(WHAT THIS TASK INVOLVES)
Locate every line in the material below that has the word "Tuvi". Copy each of those lines.

--- Start ---

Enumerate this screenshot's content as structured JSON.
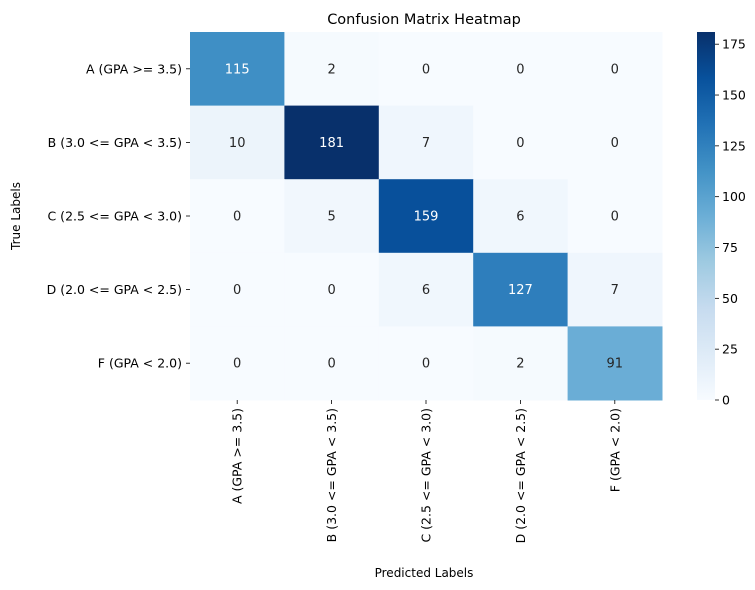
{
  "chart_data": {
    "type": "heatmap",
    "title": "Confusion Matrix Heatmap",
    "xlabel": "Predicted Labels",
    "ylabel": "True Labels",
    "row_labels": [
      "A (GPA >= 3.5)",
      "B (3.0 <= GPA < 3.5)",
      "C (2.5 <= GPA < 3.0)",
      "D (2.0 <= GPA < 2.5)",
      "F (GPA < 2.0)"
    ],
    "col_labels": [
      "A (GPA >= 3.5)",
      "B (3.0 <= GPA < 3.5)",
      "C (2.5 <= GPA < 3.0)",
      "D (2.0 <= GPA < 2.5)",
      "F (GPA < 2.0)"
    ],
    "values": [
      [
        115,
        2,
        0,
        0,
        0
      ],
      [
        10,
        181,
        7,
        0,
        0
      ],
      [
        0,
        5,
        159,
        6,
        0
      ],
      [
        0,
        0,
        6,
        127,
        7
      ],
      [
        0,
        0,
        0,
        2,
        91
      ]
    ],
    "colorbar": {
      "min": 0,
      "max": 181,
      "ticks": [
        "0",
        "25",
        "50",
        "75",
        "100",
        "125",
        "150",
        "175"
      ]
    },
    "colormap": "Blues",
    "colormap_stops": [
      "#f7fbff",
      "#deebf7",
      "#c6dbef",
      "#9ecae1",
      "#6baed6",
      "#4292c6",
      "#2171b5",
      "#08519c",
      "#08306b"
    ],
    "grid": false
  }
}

--- End ---
--- Start ---

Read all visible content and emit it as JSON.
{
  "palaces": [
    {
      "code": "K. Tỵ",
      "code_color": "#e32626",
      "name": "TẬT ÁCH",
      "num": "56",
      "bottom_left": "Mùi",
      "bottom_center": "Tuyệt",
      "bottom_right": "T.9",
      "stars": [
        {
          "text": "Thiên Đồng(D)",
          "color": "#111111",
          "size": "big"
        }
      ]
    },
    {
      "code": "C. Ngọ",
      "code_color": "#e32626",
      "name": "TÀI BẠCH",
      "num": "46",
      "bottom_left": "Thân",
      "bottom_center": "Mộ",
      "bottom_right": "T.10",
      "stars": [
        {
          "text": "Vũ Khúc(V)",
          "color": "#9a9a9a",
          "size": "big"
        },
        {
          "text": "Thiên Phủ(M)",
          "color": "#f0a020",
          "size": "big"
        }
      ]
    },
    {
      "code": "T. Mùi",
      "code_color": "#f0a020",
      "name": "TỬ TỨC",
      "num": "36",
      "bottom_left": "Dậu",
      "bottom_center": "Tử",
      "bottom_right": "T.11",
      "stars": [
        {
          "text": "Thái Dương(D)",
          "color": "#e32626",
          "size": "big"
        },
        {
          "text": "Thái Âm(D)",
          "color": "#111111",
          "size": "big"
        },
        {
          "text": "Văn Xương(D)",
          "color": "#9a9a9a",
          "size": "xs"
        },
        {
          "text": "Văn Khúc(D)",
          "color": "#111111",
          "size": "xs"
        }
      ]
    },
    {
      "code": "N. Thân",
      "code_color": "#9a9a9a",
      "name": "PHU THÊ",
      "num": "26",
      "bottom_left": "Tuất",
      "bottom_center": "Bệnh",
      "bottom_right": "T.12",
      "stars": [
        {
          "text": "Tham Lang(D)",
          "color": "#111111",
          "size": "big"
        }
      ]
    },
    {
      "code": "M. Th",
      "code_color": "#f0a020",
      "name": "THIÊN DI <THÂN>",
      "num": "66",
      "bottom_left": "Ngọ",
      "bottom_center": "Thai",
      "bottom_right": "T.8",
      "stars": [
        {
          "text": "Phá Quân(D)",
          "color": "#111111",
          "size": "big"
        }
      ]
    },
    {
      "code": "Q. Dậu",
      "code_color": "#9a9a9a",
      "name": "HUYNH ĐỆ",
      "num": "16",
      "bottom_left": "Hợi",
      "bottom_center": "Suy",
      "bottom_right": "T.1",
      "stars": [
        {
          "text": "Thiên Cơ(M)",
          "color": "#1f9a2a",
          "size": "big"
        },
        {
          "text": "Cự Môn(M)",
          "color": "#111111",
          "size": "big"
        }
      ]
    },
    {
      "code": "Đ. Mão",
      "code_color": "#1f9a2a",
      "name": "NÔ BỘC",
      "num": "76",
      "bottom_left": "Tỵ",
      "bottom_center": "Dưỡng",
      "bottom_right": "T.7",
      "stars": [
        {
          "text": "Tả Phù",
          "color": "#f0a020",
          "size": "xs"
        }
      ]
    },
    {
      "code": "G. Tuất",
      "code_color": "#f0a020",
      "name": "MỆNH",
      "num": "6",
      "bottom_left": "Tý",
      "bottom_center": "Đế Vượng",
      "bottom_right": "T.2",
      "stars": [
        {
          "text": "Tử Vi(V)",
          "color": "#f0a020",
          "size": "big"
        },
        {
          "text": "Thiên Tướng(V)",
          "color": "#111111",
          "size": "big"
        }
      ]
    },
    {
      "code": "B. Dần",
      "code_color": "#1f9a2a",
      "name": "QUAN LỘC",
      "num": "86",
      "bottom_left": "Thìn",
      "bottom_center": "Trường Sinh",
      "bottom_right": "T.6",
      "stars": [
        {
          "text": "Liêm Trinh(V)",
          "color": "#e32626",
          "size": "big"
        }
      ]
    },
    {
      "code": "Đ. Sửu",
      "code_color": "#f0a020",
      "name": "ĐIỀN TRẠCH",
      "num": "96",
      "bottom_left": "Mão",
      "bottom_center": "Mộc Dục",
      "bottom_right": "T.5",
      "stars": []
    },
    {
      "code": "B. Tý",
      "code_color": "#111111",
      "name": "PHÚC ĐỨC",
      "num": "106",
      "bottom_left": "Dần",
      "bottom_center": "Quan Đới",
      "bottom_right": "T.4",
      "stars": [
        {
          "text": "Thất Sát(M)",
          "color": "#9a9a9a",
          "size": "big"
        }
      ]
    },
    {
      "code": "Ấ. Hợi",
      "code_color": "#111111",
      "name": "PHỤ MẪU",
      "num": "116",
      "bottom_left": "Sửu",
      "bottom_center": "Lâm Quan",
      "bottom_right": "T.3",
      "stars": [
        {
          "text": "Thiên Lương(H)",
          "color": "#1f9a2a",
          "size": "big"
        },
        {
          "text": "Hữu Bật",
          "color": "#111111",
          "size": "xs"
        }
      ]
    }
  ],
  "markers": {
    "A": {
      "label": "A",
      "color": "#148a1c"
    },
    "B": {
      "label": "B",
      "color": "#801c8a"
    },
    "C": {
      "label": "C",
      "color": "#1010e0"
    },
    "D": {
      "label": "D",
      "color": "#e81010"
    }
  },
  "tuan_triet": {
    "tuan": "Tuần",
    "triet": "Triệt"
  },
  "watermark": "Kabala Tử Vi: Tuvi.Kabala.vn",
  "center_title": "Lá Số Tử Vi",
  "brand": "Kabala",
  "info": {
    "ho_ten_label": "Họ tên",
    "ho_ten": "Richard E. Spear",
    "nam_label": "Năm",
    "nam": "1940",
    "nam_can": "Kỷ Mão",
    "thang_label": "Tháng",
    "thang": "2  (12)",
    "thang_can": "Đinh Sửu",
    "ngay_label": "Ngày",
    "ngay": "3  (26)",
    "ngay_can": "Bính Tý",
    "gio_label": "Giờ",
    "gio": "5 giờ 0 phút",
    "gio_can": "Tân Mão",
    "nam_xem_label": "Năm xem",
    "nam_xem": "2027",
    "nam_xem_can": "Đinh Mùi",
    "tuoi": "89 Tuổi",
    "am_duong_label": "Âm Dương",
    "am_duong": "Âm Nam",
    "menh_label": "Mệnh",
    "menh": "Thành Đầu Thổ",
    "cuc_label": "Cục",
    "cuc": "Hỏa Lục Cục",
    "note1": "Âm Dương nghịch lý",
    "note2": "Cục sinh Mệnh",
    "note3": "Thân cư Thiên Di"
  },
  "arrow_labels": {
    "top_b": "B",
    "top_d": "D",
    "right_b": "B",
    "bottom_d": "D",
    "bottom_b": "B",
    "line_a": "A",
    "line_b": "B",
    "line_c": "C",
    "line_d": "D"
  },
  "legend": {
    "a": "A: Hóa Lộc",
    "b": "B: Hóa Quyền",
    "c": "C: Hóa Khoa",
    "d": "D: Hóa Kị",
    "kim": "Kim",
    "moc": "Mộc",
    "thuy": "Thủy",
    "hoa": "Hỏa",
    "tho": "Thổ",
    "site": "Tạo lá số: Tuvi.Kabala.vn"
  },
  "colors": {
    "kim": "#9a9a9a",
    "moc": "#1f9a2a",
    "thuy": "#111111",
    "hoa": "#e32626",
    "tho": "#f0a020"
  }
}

--- End ---

(THE SOLUTION)
  "watermark": "Kabala Tử Vi: Tuvi.Kabala.vn",
    "site": "Tạo lá số: Tuvi.Kabala.vn"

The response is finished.